EXERCISE DIRECTIONS: Copy every record below exactly.
□ □ □ □ □ □ □
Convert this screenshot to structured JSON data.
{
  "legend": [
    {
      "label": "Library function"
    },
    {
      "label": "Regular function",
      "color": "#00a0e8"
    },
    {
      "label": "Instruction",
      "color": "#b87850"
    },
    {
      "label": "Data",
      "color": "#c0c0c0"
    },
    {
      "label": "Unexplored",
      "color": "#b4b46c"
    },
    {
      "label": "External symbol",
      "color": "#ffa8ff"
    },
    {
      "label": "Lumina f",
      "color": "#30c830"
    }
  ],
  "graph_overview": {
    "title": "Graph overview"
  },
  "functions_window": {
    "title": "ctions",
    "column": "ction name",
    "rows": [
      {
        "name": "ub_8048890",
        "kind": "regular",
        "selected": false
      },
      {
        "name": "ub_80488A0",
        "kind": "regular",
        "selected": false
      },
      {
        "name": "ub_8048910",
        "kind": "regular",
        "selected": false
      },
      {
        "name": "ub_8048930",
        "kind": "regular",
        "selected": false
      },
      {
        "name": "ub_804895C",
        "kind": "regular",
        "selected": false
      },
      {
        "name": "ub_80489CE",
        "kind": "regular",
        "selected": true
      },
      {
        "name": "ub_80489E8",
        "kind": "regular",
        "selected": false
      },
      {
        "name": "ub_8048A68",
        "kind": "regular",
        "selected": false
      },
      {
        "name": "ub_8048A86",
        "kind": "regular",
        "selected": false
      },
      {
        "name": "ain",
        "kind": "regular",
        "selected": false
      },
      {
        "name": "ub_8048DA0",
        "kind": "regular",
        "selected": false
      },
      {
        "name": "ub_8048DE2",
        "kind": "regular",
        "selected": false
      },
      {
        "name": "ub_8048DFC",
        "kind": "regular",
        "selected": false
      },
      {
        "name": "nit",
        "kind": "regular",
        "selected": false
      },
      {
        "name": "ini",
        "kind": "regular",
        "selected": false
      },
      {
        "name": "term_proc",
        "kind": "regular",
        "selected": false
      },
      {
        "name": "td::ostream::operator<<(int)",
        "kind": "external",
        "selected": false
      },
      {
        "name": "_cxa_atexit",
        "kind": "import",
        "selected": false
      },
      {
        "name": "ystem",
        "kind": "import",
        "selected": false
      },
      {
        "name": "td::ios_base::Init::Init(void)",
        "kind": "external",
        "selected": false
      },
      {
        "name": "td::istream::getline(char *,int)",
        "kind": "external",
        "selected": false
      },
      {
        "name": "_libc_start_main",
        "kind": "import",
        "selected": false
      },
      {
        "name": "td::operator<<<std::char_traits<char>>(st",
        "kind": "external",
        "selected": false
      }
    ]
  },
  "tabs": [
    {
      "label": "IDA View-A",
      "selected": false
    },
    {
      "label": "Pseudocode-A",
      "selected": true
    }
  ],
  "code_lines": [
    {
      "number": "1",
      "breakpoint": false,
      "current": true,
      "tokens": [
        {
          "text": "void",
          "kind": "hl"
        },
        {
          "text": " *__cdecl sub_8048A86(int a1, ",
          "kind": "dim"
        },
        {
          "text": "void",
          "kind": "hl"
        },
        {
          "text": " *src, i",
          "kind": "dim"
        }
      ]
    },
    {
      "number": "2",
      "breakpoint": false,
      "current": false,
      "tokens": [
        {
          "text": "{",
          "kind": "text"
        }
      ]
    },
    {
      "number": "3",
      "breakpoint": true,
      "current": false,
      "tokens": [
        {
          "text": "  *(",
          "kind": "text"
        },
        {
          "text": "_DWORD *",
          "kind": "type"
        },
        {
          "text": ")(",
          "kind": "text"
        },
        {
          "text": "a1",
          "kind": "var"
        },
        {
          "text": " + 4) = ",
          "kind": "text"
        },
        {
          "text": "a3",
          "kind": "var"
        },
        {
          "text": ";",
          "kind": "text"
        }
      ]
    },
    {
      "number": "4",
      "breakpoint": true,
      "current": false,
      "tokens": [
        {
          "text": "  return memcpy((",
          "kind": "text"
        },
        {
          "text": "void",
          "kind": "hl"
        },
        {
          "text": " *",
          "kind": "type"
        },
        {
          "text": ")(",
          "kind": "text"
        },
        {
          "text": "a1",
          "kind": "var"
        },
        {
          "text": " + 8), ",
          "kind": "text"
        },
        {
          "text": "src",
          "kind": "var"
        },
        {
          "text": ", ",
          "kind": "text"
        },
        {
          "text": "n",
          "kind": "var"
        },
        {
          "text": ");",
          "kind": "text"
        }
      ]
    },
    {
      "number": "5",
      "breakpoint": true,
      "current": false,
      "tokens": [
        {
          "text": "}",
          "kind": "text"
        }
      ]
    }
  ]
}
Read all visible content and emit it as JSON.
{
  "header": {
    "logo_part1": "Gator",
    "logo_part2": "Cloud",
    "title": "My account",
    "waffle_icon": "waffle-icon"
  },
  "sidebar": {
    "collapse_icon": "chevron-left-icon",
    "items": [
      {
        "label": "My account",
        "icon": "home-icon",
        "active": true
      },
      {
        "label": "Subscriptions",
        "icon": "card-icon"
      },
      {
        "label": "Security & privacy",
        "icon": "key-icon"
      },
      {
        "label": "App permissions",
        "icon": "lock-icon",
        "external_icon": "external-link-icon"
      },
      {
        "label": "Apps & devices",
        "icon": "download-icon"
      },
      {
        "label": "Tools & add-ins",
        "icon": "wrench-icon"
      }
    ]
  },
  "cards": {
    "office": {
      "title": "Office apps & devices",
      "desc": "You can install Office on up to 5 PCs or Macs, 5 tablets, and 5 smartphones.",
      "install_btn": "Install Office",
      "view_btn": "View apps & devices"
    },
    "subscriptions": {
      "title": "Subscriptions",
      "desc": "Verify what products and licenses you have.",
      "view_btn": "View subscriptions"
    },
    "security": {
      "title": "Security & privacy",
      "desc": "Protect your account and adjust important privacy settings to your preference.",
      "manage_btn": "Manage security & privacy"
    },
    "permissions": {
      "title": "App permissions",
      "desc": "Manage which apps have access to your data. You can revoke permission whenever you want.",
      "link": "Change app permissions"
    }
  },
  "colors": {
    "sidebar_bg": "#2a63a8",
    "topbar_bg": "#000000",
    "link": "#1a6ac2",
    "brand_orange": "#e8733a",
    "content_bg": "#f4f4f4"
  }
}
□ □ □ □ □ □ □
FINISHED ANSWER:
Convert this screenshot to structured JSON data.
{
  "legend": [
    {
      "label": "Library function"
    },
    {
      "label": "Regular function",
      "color": "#00a0e8"
    },
    {
      "label": "Instruction",
      "color": "#b87850"
    },
    {
      "label": "Data",
      "color": "#c0c0c0"
    },
    {
      "label": "Unexplored",
      "color": "#b4b46c"
    },
    {
      "label": "External symbol",
      "color": "#ffa8ff"
    },
    {
      "label": "Lumina f",
      "color": "#30c830"
    }
  ],
  "graph_overview": {
    "title": "Graph overview"
  },
  "functions_window": {
    "title": "ctions",
    "column": "ction name",
    "rows": [
      {
        "name": "ub_8048890",
        "kind": "regular",
        "selected": false
      },
      {
        "name": "ub_80488A0",
        "kind": "regular",
        "selected": false
      },
      {
        "name": "ub_8048910",
        "kind": "regular",
        "selected": false
      },
      {
        "name": "ub_8048930",
        "kind": "regular",
        "selected": false
      },
      {
        "name": "ub_804895C",
        "kind": "regular",
        "selected": false
      },
      {
        "name": "ub_80489CE",
        "kind": "regular",
        "selected": true
      },
      {
        "name": "ub_80489E8",
        "kind": "regular",
        "selected": false
      },
      {
        "name": "ub_8048A68",
        "kind": "regular",
        "selected": false
      },
      {
        "name": "ub_8048A86",
        "kind": "regular",
        "selected": false
      },
      {
        "name": "ain",
        "kind": "regular",
        "selected": false
      },
      {
        "name": "ub_8048DA0",
        "kind": "regular",
        "selected": false
      },
      {
        "name": "ub_8048DE2",
        "kind": "regular",
        "selected": false
      },
      {
        "name": "ub_8048DFC",
        "kind": "regular",
        "selected": false
      },
      {
        "name": "nit",
        "kind": "regular",
        "selected": false
      },
      {
        "name": "ini",
        "kind": "regular",
        "selected": false
      },
      {
        "name": "term_proc",
        "kind": "regular",
        "selected": false
      },
      {
        "name": "td::ostream::operator<<(int)",
        "kind": "external",
        "selected": false
      },
      {
        "name": "_cxa_atexit",
        "kind": "import",
        "selected": false
      },
      {
        "name": "ystem",
        "kind": "import",
        "selected": false
      },
      {
        "name": "td::ios_base::Init::Init(void)",
        "kind": "external",
        "selected": false
      },
      {
        "name": "td::istream::getline(char *,int)",
        "kind": "external",
        "selected": false
      },
      {
        "name": "_libc_start_main",
        "kind": "import",
        "selected": false
      },
      {
        "name": "td::operator<<<std::char_traits<char>>(st",
        "kind": "external",
        "selected": false
      }
    ]
  },
  "tabs": [
    {
      "label": "IDA View-A",
      "selected": false
    },
    {
      "label": "Pseudocode-A",
      "selected": true
    }
  ],
  "code_lines": [
    {
      "number": "1",
      "breakpoint": false,
      "current": true,
      "tokens": [
        {
          "text": "void",
          "kind": "hl"
        },
        {
          "text": " *__cdecl sub_8048A86(int a1, ",
          "kind": "dim"
        },
        {
          "text": "void",
          "kind": "hl"
        },
        {
          "text": " *src, i",
          "kind": "dim"
        }
      ]
    },
    {
      "number": "2",
      "breakpoint": false,
      "current": false,
      "tokens": [
        {
          "text": "{",
          "kind": "text"
        }
      ]
    },
    {
      "number": "3",
      "breakpoint": true,
      "current": false,
      "tokens": [
        {
          "text": "  *(",
          "kind": "text"
        },
        {
          "text": "_DWORD *",
          "kind": "type"
        },
        {
          "text": ")(",
          "kind": "text"
        },
        {
          "text": "a1",
          "kind": "var"
        },
        {
          "text": " + 4) = ",
          "kind": "text"
        },
        {
          "text": "a3",
          "kind": "var"
        },
        {
          "text": ";",
          "kind": "text"
        }
      ]
    },
    {
      "number": "4",
      "breakpoint": true,
      "current": false,
      "tokens": [
        {
          "text": "  return memcpy((",
          "kind": "text"
        },
        {
          "text": "void",
          "kind": "hl"
        },
        {
          "text": " *",
          "kind": "type"
        },
        {
          "text": ")(",
          "kind": "text"
        },
        {
          "text": "a1",
          "kind": "var"
        },
        {
          "text": " + 8), ",
          "kind": "text"
        },
        {
          "text": "src",
          "kind": "var"
        },
        {
          "text": ", ",
          "kind": "text"
        },
        {
          "text": "n",
          "kind": "var"
        },
        {
          "text": ");",
          "kind": "text"
        }
      ]
    },
    {
      "number": "5",
      "breakpoint": true,
      "current": false,
      "tokens": [
        {
          "text": "}",
          "kind": "text"
        }
      ]
    }
  ]
}
Read all visible content and emit it as JSON.
{
  "header": {
    "logo_part1": "Gator",
    "logo_part2": "Cloud",
    "title": "My account",
    "waffle_icon": "waffle-icon"
  },
  "sidebar": {
    "collapse_icon": "chevron-left-icon",
    "items": [
      {
        "label": "My account",
        "icon": "home-icon",
        "active": true
      },
      {
        "label": "Subscriptions",
        "icon": "card-icon"
      },
      {
        "label": "Security & privacy",
        "icon": "key-icon"
      },
      {
        "label": "App permissions",
        "icon": "lock-icon",
        "external_icon": "external-link-icon"
      },
      {
        "label": "Apps & devices",
        "icon": "download-icon"
      },
      {
        "label": "Tools & add-ins",
        "icon": "wrench-icon"
      }
    ]
  },
  "cards": {
    "office": {
      "title": "Office apps & devices",
      "desc": "You can install Office on up to 5 PCs or Macs, 5 tablets, and 5 smartphones.",
      "install_btn": "Install Office",
      "view_btn": "View apps & devices"
    },
    "subscriptions": {
      "title": "Subscriptions",
      "desc": "Verify what products and licenses you have.",
      "view_btn": "View subscriptions"
    },
    "security": {
      "title": "Security & privacy",
      "desc": "Protect your account and adjust important privacy settings to your preference.",
      "manage_btn": "Manage security & privacy"
    },
    "permissions": {
      "title": "App permissions",
      "desc": "Manage which apps have access to your data. You can revoke permission whenever you want.",
      "link": "Change app permissions"
    }
  },
  "colors": {
    "sidebar_bg": "#2a63a8",
    "topbar_bg": "#000000",
    "link": "#1a6ac2",
    "brand_orange": "#e8733a",
    "content_bg": "#f4f4f4"
  }
}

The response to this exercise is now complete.